"""

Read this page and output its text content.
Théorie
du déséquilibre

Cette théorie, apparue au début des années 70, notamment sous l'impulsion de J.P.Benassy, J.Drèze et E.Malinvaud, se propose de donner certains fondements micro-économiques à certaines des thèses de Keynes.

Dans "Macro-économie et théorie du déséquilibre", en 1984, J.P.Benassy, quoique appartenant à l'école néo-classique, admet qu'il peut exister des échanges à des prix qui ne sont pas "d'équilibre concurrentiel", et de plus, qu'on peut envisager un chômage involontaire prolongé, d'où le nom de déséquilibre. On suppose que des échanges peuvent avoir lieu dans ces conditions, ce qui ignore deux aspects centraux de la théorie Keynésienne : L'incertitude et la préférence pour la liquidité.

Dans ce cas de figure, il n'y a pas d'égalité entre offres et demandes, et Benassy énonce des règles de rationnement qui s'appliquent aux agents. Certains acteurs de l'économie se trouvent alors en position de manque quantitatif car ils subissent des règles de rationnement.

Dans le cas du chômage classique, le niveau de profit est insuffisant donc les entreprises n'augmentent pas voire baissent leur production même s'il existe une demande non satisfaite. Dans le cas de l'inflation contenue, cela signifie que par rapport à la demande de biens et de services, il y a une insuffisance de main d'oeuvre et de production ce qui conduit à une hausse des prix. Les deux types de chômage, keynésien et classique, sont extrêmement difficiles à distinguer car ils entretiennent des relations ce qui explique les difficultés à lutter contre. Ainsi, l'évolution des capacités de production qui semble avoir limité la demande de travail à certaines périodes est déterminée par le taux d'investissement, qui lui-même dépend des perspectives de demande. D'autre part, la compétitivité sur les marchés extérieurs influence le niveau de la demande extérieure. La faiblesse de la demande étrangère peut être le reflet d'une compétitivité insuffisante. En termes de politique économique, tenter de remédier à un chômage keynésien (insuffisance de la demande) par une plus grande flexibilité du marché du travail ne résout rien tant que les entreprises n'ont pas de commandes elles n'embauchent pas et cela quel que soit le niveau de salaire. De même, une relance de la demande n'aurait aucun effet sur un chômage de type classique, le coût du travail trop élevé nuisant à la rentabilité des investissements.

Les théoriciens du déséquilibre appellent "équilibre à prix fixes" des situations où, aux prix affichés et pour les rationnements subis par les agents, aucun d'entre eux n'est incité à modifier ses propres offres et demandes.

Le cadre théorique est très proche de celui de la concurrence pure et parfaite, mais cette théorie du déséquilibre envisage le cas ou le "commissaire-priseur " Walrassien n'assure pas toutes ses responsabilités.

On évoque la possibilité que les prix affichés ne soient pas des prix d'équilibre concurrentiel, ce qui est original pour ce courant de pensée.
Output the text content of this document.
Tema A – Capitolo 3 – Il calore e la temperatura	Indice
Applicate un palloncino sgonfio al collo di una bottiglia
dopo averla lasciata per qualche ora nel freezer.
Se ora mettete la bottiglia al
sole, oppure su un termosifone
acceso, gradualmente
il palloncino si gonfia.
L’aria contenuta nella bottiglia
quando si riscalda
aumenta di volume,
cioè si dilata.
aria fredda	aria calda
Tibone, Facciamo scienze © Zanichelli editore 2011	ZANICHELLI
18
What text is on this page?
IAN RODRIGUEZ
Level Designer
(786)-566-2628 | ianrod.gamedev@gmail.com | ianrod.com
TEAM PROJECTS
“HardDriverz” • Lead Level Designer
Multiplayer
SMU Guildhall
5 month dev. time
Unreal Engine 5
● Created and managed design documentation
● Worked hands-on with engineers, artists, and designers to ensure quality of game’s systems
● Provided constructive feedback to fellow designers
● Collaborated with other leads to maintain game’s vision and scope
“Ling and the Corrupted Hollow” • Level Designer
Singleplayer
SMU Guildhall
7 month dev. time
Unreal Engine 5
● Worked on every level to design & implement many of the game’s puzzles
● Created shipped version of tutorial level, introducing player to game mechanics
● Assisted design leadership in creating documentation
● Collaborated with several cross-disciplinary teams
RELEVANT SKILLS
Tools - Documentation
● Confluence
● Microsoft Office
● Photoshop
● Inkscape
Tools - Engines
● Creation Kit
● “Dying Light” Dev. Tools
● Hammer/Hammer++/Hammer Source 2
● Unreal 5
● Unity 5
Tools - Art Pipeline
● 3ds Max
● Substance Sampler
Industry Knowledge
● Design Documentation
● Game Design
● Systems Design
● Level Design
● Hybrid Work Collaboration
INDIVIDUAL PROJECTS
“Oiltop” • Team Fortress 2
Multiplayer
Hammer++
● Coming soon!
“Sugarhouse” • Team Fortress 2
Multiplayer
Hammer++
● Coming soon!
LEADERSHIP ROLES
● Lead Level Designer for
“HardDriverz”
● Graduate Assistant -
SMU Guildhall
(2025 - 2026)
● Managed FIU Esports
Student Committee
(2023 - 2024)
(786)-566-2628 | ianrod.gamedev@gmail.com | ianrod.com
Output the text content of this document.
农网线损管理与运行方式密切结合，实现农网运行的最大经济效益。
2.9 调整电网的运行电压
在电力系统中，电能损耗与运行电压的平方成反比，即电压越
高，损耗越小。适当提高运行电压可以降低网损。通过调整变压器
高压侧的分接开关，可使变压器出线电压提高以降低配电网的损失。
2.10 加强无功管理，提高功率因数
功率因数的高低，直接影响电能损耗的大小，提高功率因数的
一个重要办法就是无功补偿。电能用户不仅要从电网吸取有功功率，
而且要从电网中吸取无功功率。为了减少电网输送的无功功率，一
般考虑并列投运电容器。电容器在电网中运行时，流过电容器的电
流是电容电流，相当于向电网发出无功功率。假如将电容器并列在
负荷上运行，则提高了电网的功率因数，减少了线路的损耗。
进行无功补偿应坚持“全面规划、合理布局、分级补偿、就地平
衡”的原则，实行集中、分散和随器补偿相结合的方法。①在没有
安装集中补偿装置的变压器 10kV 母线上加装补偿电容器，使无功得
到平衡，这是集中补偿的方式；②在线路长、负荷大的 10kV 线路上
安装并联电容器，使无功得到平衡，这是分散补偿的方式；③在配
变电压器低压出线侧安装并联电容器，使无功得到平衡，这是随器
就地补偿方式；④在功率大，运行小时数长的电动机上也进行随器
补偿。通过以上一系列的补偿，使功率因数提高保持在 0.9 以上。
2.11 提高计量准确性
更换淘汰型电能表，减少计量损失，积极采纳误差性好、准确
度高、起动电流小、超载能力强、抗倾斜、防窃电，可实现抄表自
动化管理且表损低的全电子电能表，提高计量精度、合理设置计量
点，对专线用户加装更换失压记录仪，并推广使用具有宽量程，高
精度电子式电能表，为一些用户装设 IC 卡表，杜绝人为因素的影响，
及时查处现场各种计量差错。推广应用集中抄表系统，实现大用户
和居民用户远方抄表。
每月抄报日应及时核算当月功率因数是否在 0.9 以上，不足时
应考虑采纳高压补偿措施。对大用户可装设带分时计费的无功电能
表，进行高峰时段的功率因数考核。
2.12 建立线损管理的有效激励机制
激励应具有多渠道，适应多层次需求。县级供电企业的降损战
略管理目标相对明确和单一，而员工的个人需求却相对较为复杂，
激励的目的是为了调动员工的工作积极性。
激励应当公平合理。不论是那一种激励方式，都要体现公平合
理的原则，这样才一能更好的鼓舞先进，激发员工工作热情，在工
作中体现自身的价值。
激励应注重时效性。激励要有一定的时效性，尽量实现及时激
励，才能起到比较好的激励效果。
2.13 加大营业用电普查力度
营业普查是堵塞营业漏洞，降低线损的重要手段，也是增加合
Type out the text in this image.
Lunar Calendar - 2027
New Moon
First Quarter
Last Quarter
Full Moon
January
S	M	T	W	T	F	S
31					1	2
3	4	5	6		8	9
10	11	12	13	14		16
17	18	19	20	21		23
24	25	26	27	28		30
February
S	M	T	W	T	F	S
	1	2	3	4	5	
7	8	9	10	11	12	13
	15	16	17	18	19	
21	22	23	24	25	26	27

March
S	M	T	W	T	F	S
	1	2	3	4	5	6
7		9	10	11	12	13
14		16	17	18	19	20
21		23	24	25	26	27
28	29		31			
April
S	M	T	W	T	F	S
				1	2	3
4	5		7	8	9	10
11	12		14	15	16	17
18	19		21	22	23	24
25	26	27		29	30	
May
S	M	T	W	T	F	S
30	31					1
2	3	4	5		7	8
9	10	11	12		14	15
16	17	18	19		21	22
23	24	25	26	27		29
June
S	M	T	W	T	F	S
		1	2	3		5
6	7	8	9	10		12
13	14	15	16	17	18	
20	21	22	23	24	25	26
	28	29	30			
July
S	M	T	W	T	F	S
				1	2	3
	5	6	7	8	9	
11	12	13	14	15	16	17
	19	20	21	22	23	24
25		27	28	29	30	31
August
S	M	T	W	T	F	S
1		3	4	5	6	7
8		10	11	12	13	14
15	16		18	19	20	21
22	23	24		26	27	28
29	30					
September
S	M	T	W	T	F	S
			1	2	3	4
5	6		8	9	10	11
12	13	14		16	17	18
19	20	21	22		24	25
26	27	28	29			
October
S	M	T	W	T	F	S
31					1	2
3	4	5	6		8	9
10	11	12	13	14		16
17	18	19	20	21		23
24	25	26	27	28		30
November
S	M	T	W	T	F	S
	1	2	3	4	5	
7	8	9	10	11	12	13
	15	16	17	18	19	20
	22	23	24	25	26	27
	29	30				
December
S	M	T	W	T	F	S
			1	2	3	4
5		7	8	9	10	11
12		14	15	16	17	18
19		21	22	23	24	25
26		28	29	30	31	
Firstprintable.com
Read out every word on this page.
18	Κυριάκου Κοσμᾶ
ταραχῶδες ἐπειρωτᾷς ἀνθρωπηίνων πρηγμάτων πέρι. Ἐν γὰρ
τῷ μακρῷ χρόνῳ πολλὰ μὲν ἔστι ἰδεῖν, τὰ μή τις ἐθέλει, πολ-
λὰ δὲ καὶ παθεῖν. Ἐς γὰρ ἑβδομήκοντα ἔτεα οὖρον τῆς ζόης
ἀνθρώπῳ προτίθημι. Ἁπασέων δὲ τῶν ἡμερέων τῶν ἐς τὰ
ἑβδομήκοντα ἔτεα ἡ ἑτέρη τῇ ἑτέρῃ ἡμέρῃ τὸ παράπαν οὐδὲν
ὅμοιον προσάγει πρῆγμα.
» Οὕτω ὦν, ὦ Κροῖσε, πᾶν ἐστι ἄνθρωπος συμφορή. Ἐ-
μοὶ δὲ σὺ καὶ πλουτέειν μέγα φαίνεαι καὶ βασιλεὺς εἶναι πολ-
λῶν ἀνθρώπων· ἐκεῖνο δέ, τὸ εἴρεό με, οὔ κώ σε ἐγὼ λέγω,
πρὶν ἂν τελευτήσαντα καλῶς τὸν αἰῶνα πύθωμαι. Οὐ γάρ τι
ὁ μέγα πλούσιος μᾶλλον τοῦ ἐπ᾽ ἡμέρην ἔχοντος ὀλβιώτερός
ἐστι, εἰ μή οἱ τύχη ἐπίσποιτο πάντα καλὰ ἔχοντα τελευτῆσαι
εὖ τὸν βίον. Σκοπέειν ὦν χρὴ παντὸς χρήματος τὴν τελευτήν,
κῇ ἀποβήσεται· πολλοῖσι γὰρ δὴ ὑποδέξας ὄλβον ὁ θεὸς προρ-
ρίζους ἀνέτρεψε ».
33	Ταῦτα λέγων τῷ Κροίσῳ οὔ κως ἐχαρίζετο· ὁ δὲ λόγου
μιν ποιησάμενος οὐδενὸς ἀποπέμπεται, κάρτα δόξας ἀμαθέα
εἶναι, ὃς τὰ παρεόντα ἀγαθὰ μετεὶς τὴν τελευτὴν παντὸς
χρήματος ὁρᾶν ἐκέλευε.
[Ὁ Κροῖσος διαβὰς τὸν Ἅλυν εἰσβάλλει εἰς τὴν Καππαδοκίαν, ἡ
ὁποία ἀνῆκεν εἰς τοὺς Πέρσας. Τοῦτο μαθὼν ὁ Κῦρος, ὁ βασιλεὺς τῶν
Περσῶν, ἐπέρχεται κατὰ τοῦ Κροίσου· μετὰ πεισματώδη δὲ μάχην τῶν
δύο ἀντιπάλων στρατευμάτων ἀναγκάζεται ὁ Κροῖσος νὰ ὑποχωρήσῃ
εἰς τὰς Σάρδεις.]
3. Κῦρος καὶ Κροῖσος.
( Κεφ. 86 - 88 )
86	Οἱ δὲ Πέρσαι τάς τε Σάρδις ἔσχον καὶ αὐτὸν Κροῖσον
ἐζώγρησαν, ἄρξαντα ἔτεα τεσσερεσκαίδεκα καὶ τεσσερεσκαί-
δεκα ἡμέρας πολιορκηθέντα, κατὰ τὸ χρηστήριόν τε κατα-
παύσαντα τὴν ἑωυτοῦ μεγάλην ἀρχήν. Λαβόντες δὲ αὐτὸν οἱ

"""

» Instruction
Read the entries above, then pull out the lines that include "Κροῖσος".

» Correct answer
[Ὁ Κροῖσος διαβὰς τὸν Ἅλυν εἰσβάλλει εἰς τὴν Καππαδοκίαν, ἡ
δύο ἀντιπάλων στρατευμάτων ἀναγκάζεται ὁ Κροῖσος νὰ ὑποχωρήσῃ
3. Κῦρος καὶ Κροῖσος.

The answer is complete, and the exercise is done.